[Start of Stored records]

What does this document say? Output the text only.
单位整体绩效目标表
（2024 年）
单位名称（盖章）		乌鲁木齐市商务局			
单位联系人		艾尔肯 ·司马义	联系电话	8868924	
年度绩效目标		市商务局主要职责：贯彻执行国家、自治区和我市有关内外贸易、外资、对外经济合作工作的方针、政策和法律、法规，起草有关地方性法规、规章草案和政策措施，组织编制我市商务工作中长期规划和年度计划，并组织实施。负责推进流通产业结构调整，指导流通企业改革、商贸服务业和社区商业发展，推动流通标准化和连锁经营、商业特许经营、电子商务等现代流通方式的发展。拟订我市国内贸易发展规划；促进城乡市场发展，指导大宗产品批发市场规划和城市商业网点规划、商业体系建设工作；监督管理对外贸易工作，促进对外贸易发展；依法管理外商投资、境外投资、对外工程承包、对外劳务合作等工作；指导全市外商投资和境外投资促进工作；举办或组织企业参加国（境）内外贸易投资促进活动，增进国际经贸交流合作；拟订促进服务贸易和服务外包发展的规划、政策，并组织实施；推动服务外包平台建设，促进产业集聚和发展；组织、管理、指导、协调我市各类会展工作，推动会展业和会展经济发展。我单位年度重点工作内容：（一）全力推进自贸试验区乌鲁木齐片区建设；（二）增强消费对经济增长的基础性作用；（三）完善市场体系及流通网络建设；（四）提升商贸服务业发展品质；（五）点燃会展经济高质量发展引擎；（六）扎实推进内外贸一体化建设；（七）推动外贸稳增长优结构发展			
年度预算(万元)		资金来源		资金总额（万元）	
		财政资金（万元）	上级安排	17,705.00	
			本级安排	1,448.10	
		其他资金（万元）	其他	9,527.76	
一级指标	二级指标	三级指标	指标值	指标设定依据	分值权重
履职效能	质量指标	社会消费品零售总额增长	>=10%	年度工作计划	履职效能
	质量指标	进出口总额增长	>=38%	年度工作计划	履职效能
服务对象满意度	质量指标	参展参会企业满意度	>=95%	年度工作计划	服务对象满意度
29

[End of Stored records]

• [What is asked]: Return the material exactly as it stands.

• [The output]:
What does this document say? Output the text only.
单位整体绩效目标表
（2024 年）
单位名称（盖章）		乌鲁木齐市商务局			
单位联系人		艾尔肯 ·司马义	联系电话	8868924	
年度绩效目标		市商务局主要职责：贯彻执行国家、自治区和我市有关内外贸易、外资、对外经济合作工作的方针、政策和法律、法规，起草有关地方性法规、规章草案和政策措施，组织编制我市商务工作中长期规划和年度计划，并组织实施。负责推进流通产业结构调整，指导流通企业改革、商贸服务业和社区商业发展，推动流通标准化和连锁经营、商业特许经营、电子商务等现代流通方式的发展。拟订我市国内贸易发展规划；促进城乡市场发展，指导大宗产品批发市场规划和城市商业网点规划、商业体系建设工作；监督管理对外贸易工作，促进对外贸易发展；依法管理外商投资、境外投资、对外工程承包、对外劳务合作等工作；指导全市外商投资和境外投资促进工作；举办或组织企业参加国（境）内外贸易投资促进活动，增进国际经贸交流合作；拟订促进服务贸易和服务外包发展的规划、政策，并组织实施；推动服务外包平台建设，促进产业集聚和发展；组织、管理、指导、协调我市各类会展工作，推动会展业和会展经济发展。我单位年度重点工作内容：（一）全力推进自贸试验区乌鲁木齐片区建设；（二）增强消费对经济增长的基础性作用；（三）完善市场体系及流通网络建设；（四）提升商贸服务业发展品质；（五）点燃会展经济高质量发展引擎；（六）扎实推进内外贸一体化建设；（七）推动外贸稳增长优结构发展			
年度预算(万元)		资金来源		资金总额（万元）	
		财政资金（万元）	上级安排	17,705.00	
			本级安排	1,448.10	
		其他资金（万元）	其他	9,527.76	
一级指标	二级指标	三级指标	指标值	指标设定依据	分值权重
履职效能	质量指标	社会消费品零售总额增长	>=10%	年度工作计划	履职效能
	质量指标	进出口总额增长	>=38%	年度工作计划	履职效能
服务对象满意度	质量指标	参展参会企业满意度	>=95%	年度工作计划	服务对象满意度
29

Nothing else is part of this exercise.